--- start ---

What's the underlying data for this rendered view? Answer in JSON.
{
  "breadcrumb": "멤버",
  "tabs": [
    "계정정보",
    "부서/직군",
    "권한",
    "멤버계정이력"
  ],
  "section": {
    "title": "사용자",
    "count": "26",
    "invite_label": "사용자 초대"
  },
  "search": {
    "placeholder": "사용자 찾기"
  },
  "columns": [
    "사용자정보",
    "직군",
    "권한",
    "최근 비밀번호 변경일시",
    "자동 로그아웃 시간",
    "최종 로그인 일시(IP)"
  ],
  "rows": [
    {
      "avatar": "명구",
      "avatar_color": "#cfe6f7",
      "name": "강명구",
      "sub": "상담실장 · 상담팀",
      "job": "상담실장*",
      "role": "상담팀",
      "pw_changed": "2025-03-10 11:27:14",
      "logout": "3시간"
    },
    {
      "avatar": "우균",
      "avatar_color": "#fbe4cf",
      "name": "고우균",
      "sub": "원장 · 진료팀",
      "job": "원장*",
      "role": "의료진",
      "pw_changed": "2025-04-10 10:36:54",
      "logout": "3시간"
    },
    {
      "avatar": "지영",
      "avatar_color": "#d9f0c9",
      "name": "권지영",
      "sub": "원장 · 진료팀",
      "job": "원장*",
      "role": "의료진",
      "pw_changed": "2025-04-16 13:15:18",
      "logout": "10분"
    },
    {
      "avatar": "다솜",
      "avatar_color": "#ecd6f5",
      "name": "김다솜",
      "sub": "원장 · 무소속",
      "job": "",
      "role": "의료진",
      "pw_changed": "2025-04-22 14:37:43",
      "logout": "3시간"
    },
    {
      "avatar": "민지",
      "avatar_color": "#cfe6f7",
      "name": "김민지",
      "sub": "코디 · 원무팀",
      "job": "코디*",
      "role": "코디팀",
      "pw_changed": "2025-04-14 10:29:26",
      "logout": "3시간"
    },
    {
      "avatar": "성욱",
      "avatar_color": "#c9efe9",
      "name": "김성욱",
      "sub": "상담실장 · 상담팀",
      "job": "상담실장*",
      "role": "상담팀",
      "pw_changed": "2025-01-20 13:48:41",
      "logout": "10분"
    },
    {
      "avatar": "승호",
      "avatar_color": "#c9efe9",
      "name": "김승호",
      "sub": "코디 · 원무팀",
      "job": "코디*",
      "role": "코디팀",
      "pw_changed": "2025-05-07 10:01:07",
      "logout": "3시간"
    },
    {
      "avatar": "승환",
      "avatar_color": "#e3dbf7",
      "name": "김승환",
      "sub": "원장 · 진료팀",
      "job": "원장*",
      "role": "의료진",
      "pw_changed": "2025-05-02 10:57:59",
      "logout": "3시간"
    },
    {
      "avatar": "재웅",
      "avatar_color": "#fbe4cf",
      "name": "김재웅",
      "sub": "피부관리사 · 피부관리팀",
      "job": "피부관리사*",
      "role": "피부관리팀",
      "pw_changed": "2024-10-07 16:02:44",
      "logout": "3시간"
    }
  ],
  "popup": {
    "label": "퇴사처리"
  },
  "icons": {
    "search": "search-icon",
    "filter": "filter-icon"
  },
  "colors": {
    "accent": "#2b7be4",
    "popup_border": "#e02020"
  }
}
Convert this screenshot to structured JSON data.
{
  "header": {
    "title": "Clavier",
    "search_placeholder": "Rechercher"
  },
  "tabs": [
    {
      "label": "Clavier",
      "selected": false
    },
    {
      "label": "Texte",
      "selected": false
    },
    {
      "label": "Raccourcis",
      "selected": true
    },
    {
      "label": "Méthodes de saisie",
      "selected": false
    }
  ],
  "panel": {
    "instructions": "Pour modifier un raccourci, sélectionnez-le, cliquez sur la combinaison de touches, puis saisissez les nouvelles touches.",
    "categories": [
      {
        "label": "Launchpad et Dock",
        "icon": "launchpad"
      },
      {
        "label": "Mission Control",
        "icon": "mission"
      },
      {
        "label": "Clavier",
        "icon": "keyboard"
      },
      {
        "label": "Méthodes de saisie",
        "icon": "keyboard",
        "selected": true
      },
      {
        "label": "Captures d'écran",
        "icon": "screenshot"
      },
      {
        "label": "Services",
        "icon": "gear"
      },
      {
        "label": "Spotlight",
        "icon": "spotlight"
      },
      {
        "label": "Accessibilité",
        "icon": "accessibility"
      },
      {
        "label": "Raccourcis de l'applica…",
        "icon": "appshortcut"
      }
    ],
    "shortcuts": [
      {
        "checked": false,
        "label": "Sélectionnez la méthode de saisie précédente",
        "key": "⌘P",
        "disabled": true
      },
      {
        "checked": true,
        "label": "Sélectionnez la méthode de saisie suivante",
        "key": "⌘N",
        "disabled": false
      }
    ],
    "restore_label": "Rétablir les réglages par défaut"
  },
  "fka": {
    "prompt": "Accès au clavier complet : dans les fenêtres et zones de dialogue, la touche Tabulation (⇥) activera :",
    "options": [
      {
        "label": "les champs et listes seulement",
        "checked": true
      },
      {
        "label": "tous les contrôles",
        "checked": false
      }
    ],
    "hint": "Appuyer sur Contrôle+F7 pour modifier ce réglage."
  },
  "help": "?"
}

--- end ---

■ Goal of the exercise ■
Send back all of the entries exactly, with nothing missing.

■ Exercise result ■
What's the underlying data for this rendered view? Answer in JSON.
{
  "breadcrumb": "멤버",
  "tabs": [
    "계정정보",
    "부서/직군",
    "권한",
    "멤버계정이력"
  ],
  "section": {
    "title": "사용자",
    "count": "26",
    "invite_label": "사용자 초대"
  },
  "search": {
    "placeholder": "사용자 찾기"
  },
  "columns": [
    "사용자정보",
    "직군",
    "권한",
    "최근 비밀번호 변경일시",
    "자동 로그아웃 시간",
    "최종 로그인 일시(IP)"
  ],
  "rows": [
    {
      "avatar": "명구",
      "avatar_color": "#cfe6f7",
      "name": "강명구",
      "sub": "상담실장 · 상담팀",
      "job": "상담실장*",
      "role": "상담팀",
      "pw_changed": "2025-03-10 11:27:14",
      "logout": "3시간"
    },
    {
      "avatar": "우균",
      "avatar_color": "#fbe4cf",
      "name": "고우균",
      "sub": "원장 · 진료팀",
      "job": "원장*",
      "role": "의료진",
      "pw_changed": "2025-04-10 10:36:54",
      "logout": "3시간"
    },
    {
      "avatar": "지영",
      "avatar_color": "#d9f0c9",
      "name": "권지영",
      "sub": "원장 · 진료팀",
      "job": "원장*",
      "role": "의료진",
      "pw_changed": "2025-04-16 13:15:18",
      "logout": "10분"
    },
    {
      "avatar": "다솜",
      "avatar_color": "#ecd6f5",
      "name": "김다솜",
      "sub": "원장 · 무소속",
      "job": "",
      "role": "의료진",
      "pw_changed": "2025-04-22 14:37:43",
      "logout": "3시간"
    },
    {
      "avatar": "민지",
      "avatar_color": "#cfe6f7",
      "name": "김민지",
      "sub": "코디 · 원무팀",
      "job": "코디*",
      "role": "코디팀",
      "pw_changed": "2025-04-14 10:29:26",
      "logout": "3시간"
    },
    {
      "avatar": "성욱",
      "avatar_color": "#c9efe9",
      "name": "김성욱",
      "sub": "상담실장 · 상담팀",
      "job": "상담실장*",
      "role": "상담팀",
      "pw_changed": "2025-01-20 13:48:41",
      "logout": "10분"
    },
    {
      "avatar": "승호",
      "avatar_color": "#c9efe9",
      "name": "김승호",
      "sub": "코디 · 원무팀",
      "job": "코디*",
      "role": "코디팀",
      "pw_changed": "2025-05-07 10:01:07",
      "logout": "3시간"
    },
    {
      "avatar": "승환",
      "avatar_color": "#e3dbf7",
      "name": "김승환",
      "sub": "원장 · 진료팀",
      "job": "원장*",
      "role": "의료진",
      "pw_changed": "2025-05-02 10:57:59",
      "logout": "3시간"
    },
    {
      "avatar": "재웅",
      "avatar_color": "#fbe4cf",
      "name": "김재웅",
      "sub": "피부관리사 · 피부관리팀",
      "job": "피부관리사*",
      "role": "피부관리팀",
      "pw_changed": "2024-10-07 16:02:44",
      "logout": "3시간"
    }
  ],
  "popup": {
    "label": "퇴사처리"
  },
  "icons": {
    "search": "search-icon",
    "filter": "filter-icon"
  },
  "colors": {
    "accent": "#2b7be4",
    "popup_border": "#e02020"
  }
}
Convert this screenshot to structured JSON data.
{
  "header": {
    "title": "Clavier",
    "search_placeholder": "Rechercher"
  },
  "tabs": [
    {
      "label": "Clavier",
      "selected": false
    },
    {
      "label": "Texte",
      "selected": false
    },
    {
      "label": "Raccourcis",
      "selected": true
    },
    {
      "label": "Méthodes de saisie",
      "selected": false
    }
  ],
  "panel": {
    "instructions": "Pour modifier un raccourci, sélectionnez-le, cliquez sur la combinaison de touches, puis saisissez les nouvelles touches.",
    "categories": [
      {
        "label": "Launchpad et Dock",
        "icon": "launchpad"
      },
      {
        "label": "Mission Control",
        "icon": "mission"
      },
      {
        "label": "Clavier",
        "icon": "keyboard"
      },
      {
        "label": "Méthodes de saisie",
        "icon": "keyboard",
        "selected": true
      },
      {
        "label": "Captures d'écran",
        "icon": "screenshot"
      },
      {
        "label": "Services",
        "icon": "gear"
      },
      {
        "label": "Spotlight",
        "icon": "spotlight"
      },
      {
        "label": "Accessibilité",
        "icon": "accessibility"
      },
      {
        "label": "Raccourcis de l'applica…",
        "icon": "appshortcut"
      }
    ],
    "shortcuts": [
      {
        "checked": false,
        "label": "Sélectionnez la méthode de saisie précédente",
        "key": "⌘P",
        "disabled": true
      },
      {
        "checked": true,
        "label": "Sélectionnez la méthode de saisie suivante",
        "key": "⌘N",
        "disabled": false
      }
    ],
    "restore_label": "Rétablir les réglages par défaut"
  },
  "fka": {
    "prompt": "Accès au clavier complet : dans les fenêtres et zones de dialogue, la touche Tabulation (⇥) activera :",
    "options": [
      {
        "label": "les champs et listes seulement",
        "checked": true
      },
      {
        "label": "tous les contrôles",
        "checked": false
      }
    ],
    "hint": "Appuyer sur Contrôle+F7 pour modifier ce réglage."
  },
  "help": "?"
}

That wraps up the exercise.